Dataset listings of figures:
==========

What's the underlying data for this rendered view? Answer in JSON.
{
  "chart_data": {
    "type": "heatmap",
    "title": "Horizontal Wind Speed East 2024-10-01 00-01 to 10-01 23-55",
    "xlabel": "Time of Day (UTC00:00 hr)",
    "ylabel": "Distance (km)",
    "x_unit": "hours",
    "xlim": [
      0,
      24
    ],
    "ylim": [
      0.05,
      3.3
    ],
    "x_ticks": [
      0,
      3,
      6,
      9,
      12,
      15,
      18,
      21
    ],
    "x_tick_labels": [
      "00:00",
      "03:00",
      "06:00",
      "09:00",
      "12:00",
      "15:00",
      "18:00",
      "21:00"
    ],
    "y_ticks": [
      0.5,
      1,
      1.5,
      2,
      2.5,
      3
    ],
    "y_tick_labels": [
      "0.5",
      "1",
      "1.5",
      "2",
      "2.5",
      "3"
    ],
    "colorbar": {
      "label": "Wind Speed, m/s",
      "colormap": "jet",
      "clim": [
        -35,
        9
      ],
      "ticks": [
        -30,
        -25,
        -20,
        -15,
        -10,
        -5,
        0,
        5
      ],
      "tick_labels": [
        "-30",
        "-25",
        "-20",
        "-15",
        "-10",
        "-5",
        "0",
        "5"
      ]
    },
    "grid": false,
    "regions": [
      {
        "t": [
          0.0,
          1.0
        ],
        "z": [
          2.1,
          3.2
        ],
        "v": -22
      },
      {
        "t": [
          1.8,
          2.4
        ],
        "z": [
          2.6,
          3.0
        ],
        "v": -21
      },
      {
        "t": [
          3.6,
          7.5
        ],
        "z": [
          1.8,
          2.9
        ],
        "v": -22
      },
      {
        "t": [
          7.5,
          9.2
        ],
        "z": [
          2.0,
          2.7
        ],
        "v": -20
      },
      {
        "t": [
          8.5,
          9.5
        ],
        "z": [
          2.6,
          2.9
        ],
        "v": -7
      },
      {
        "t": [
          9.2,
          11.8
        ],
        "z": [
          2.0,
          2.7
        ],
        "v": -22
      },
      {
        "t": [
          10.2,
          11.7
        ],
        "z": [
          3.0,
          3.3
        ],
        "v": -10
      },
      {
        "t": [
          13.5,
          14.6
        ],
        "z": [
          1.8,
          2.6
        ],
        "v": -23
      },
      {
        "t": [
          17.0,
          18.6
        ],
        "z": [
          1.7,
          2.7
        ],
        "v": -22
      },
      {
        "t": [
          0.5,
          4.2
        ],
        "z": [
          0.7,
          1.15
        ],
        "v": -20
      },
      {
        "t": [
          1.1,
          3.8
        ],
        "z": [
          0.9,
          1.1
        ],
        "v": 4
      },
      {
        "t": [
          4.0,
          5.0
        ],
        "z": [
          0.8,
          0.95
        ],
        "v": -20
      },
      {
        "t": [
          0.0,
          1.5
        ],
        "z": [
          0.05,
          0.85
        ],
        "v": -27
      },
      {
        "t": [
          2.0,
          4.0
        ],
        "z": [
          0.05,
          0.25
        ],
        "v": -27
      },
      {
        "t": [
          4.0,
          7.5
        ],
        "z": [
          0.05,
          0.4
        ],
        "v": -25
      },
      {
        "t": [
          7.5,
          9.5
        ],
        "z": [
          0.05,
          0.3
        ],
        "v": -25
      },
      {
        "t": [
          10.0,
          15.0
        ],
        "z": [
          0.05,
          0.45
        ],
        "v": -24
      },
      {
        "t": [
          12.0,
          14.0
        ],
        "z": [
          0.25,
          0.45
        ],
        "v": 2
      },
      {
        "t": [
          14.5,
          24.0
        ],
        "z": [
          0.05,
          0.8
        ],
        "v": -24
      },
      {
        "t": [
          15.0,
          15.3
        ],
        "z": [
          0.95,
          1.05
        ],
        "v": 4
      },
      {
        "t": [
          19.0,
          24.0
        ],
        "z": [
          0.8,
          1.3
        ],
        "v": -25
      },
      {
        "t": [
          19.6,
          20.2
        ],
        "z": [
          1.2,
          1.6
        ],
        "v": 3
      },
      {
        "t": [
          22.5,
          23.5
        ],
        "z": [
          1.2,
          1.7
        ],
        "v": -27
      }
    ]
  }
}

==========

◆ **THE EXERCISE**:
Repeat each record exactly. Omit nothing.

◆ **EXERCISE RESPONSE**:
What's the underlying data for this rendered view? Answer in JSON.
{
  "chart_data": {
    "type": "heatmap",
    "title": "Horizontal Wind Speed East 2024-10-01 00-01 to 10-01 23-55",
    "xlabel": "Time of Day (UTC00:00 hr)",
    "ylabel": "Distance (km)",
    "x_unit": "hours",
    "xlim": [
      0,
      24
    ],
    "ylim": [
      0.05,
      3.3
    ],
    "x_ticks": [
      0,
      3,
      6,
      9,
      12,
      15,
      18,
      21
    ],
    "x_tick_labels": [
      "00:00",
      "03:00",
      "06:00",
      "09:00",
      "12:00",
      "15:00",
      "18:00",
      "21:00"
    ],
    "y_ticks": [
      0.5,
      1,
      1.5,
      2,
      2.5,
      3
    ],
    "y_tick_labels": [
      "0.5",
      "1",
      "1.5",
      "2",
      "2.5",
      "3"
    ],
    "colorbar": {
      "label": "Wind Speed, m/s",
      "colormap": "jet",
      "clim": [
        -35,
        9
      ],
      "ticks": [
        -30,
        -25,
        -20,
        -15,
        -10,
        -5,
        0,
        5
      ],
      "tick_labels": [
        "-30",
        "-25",
        "-20",
        "-15",
        "-10",
        "-5",
        "0",
        "5"
      ]
    },
    "grid": false,
    "regions": [
      {
        "t": [
          0.0,
          1.0
        ],
        "z": [
          2.1,
          3.2
        ],
        "v": -22
      },
      {
        "t": [
          1.8,
          2.4
        ],
        "z": [
          2.6,
          3.0
        ],
        "v": -21
      },
      {
        "t": [
          3.6,
          7.5
        ],
        "z": [
          1.8,
          2.9
        ],
        "v": -22
      },
      {
        "t": [
          7.5,
          9.2
        ],
        "z": [
          2.0,
          2.7
        ],
        "v": -20
      },
      {
        "t": [
          8.5,
          9.5
        ],
        "z": [
          2.6,
          2.9
        ],
        "v": -7
      },
      {
        "t": [
          9.2,
          11.8
        ],
        "z": [
          2.0,
          2.7
        ],
        "v": -22
      },
      {
        "t": [
          10.2,
          11.7
        ],
        "z": [
          3.0,
          3.3
        ],
        "v": -10
      },
      {
        "t": [
          13.5,
          14.6
        ],
        "z": [
          1.8,
          2.6
        ],
        "v": -23
      },
      {
        "t": [
          17.0,
          18.6
        ],
        "z": [
          1.7,
          2.7
        ],
        "v": -22
      },
      {
        "t": [
          0.5,
          4.2
        ],
        "z": [
          0.7,
          1.15
        ],
        "v": -20
      },
      {
        "t": [
          1.1,
          3.8
        ],
        "z": [
          0.9,
          1.1
        ],
        "v": 4
      },
      {
        "t": [
          4.0,
          5.0
        ],
        "z": [
          0.8,
          0.95
        ],
        "v": -20
      },
      {
        "t": [
          0.0,
          1.5
        ],
        "z": [
          0.05,
          0.85
        ],
        "v": -27
      },
      {
        "t": [
          2.0,
          4.0
        ],
        "z": [
          0.05,
          0.25
        ],
        "v": -27
      },
      {
        "t": [
          4.0,
          7.5
        ],
        "z": [
          0.05,
          0.4
        ],
        "v": -25
      },
      {
        "t": [
          7.5,
          9.5
        ],
        "z": [
          0.05,
          0.3
        ],
        "v": -25
      },
      {
        "t": [
          10.0,
          15.0
        ],
        "z": [
          0.05,
          0.45
        ],
        "v": -24
      },
      {
        "t": [
          12.0,
          14.0
        ],
        "z": [
          0.25,
          0.45
        ],
        "v": 2
      },
      {
        "t": [
          14.5,
          24.0
        ],
        "z": [
          0.05,
          0.8
        ],
        "v": -24
      },
      {
        "t": [
          15.0,
          15.3
        ],
        "z": [
          0.95,
          1.05
        ],
        "v": 4
      },
      {
        "t": [
          19.0,
          24.0
        ],
        "z": [
          0.8,
          1.3
        ],
        "v": -25
      },
      {
        "t": [
          19.6,
          20.2
        ],
        "z": [
          1.2,
          1.6
        ],
        "v": 3
      },
      {
        "t": [
          22.5,
          23.5
        ],
        "z": [
          1.2,
          1.7
        ],
        "v": -27
      }
    ]
  }
}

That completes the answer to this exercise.